(Records)
=-=-=

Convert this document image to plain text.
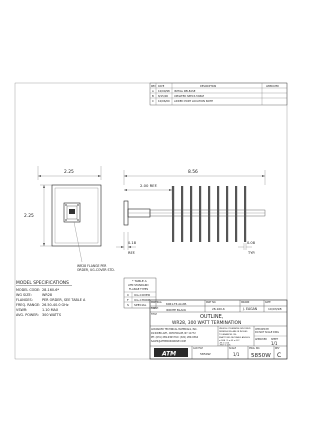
REV DATE	DESCRIPTION	APPROVED
A 10/09/98 INITIAL RELEASE
B 8/15/00 UPDATED SPECS TABLE
C 10/06/00 ADDED PORT LOCATION NOTE
2.25
2.25
WR28 FLANGE PER
ORDER, UG-COVER STD.
8.56
2.00 REF.
0.18
REF.
0.08
TYP.
MODEL SPECIFICATIONS
MODEL CODE: 28-160-6*
WG SIZE:	WR28
FLANGES:	PER ORDER, SEE TABLE A
FREQ. RANGE: 26.50-40.0 GHz
VSWR:	1.10 MAX
AVG. POWER: 300 WATTS
* TABLE A
ATM STANDARD
FLANGE TYPES
C UG-COVER
F UG-CHOKE
S SPECIAL
MATERIAL 6061-T6 ALUM.
FINISH	IRIDITE BLACK
PART NO.
28-160-6
DRAWN
J. EAGAN
DATE
10/03/98
TITLE	OUTLINE,
WR28, 300 WATT TERMINATION
ADVANCED TECHNICAL MATERIALS, INC.
49 RIDER AVE., PATCHOGUE, NY 11772
PH: (631) 289-0363 FAX: (631) 289-0364
SALES@ATMMICROWAVE.COM
UNLESS OTHERWISE SPECIFIED
DIMENSIONS ARE IN INCHES
TOLERANCES ON:
FRACTIONS DECIMALS ANGLES
±1/64 .X ±.03 ±1/2°
.XX ±.010
.XXX ±.005
CHECKED BY
APPROVED
ATM
CAD FILE
5850W
SCALE
1/1
DWG. NO.
5850W
REV
C
DO NOT SCALE DWG
SHEET
1/1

=-=-=

**Task brief:**
All of the material above needs to be restated exactly, with no pictures.

**Reply:**
Convert this document image to plain text.
REV DATE	DESCRIPTION	APPROVED
A 10/09/98 INITIAL RELEASE
B 8/15/00 UPDATED SPECS TABLE
C 10/06/00 ADDED PORT LOCATION NOTE
2.25
2.25
WR28 FLANGE PER
ORDER, UG-COVER STD.
8.56
2.00 REF.
0.18
REF.
0.08
TYP.
MODEL SPECIFICATIONS
MODEL CODE: 28-160-6*
WG SIZE:	WR28
FLANGES:	PER ORDER, SEE TABLE A
FREQ. RANGE: 26.50-40.0 GHz
VSWR:	1.10 MAX
AVG. POWER: 300 WATTS
* TABLE A
ATM STANDARD
FLANGE TYPES
C UG-COVER
F UG-CHOKE
S SPECIAL
MATERIAL 6061-T6 ALUM.
FINISH	IRIDITE BLACK
PART NO.
28-160-6
DRAWN
J. EAGAN
DATE
10/03/98
TITLE	OUTLINE,
WR28, 300 WATT TERMINATION
ADVANCED TECHNICAL MATERIALS, INC.
49 RIDER AVE., PATCHOGUE, NY 11772
PH: (631) 289-0363 FAX: (631) 289-0364
SALES@ATMMICROWAVE.COM
UNLESS OTHERWISE SPECIFIED
DIMENSIONS ARE IN INCHES
TOLERANCES ON:
FRACTIONS DECIMALS ANGLES
±1/64 .X ±.03 ±1/2°
.XX ±.010
.XXX ±.005
CHECKED BY
APPROVED
ATM
CAD FILE
5850W
SCALE
1/1
DWG. NO.
5850W
REV
C
DO NOT SCALE DWG
SHEET
1/1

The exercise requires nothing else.